Exact reproduction of the data is required, with images excluded.

START Data supplied

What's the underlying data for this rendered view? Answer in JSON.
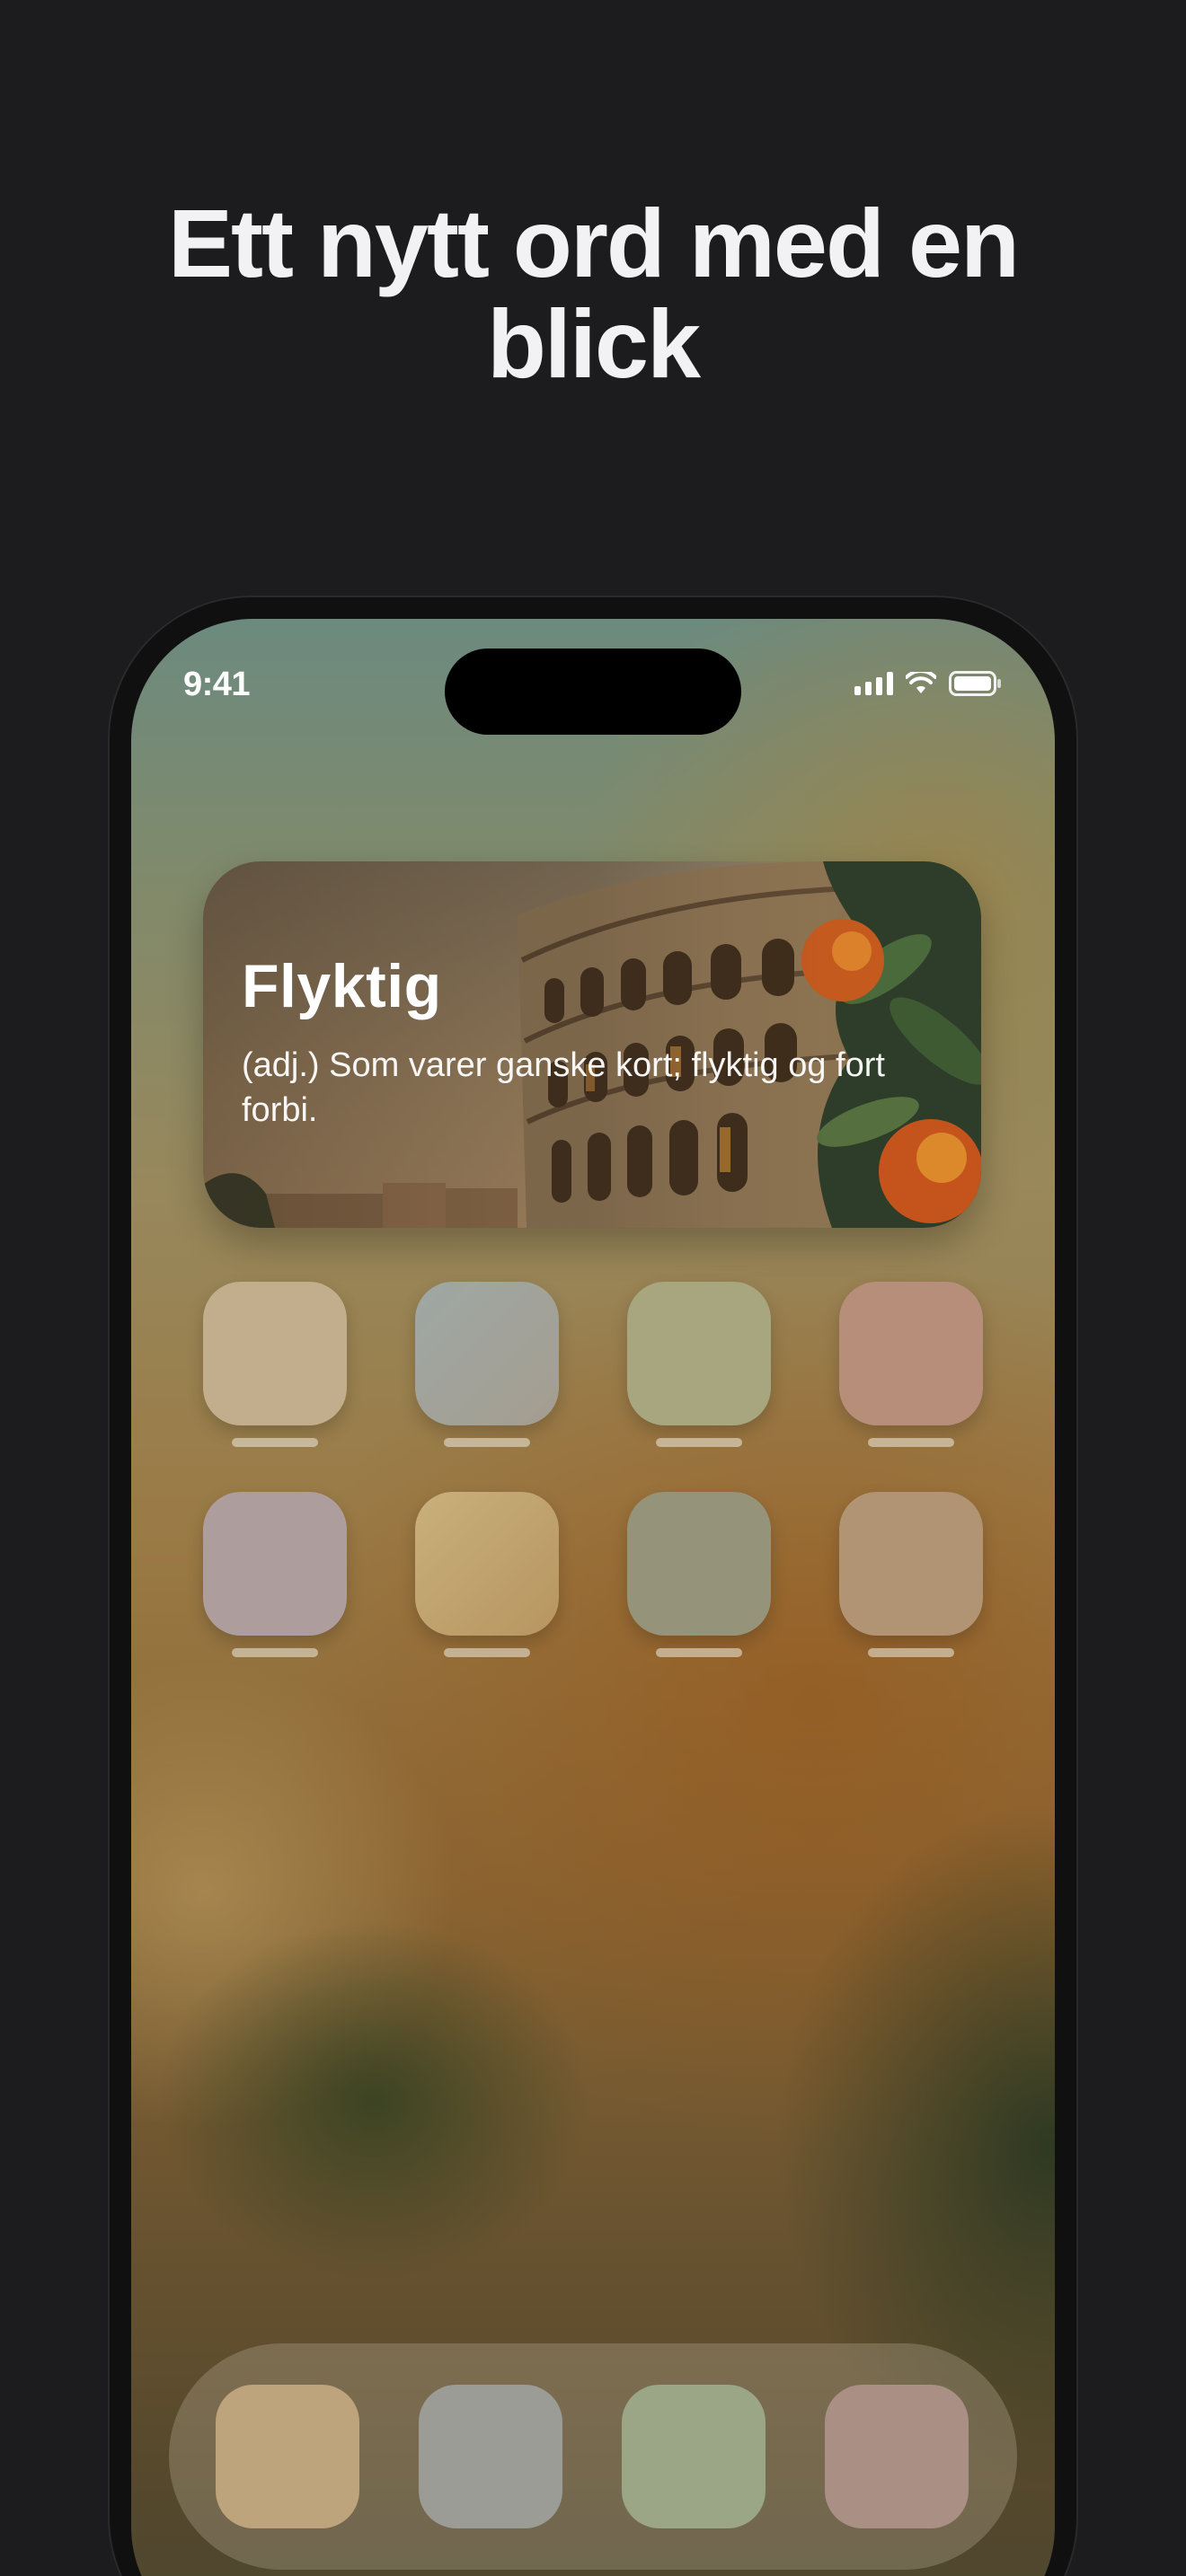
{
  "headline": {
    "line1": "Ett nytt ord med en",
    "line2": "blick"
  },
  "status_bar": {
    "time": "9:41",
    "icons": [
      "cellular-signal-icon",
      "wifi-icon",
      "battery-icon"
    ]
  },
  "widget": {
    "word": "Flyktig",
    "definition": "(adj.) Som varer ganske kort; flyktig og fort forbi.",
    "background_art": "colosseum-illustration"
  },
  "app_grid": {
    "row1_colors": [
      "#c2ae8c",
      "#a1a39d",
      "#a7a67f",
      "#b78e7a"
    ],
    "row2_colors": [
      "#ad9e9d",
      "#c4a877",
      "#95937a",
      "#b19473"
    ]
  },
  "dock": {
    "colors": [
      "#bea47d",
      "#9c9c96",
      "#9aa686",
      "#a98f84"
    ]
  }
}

END Data supplied

** Written reply **
What's the underlying data for this rendered view? Answer in JSON.
{
  "headline": {
    "line1": "Ett nytt ord med en",
    "line2": "blick"
  },
  "status_bar": {
    "time": "9:41",
    "icons": [
      "cellular-signal-icon",
      "wifi-icon",
      "battery-icon"
    ]
  },
  "widget": {
    "word": "Flyktig",
    "definition": "(adj.) Som varer ganske kort; flyktig og fort forbi.",
    "background_art": "colosseum-illustration"
  },
  "app_grid": {
    "row1_colors": [
      "#c2ae8c",
      "#a1a39d",
      "#a7a67f",
      "#b78e7a"
    ],
    "row2_colors": [
      "#ad9e9d",
      "#c4a877",
      "#95937a",
      "#b19473"
    ]
  },
  "dock": {
    "colors": [
      "#bea47d",
      "#9c9c96",
      "#9aa686",
      "#a98f84"
    ]
  }
}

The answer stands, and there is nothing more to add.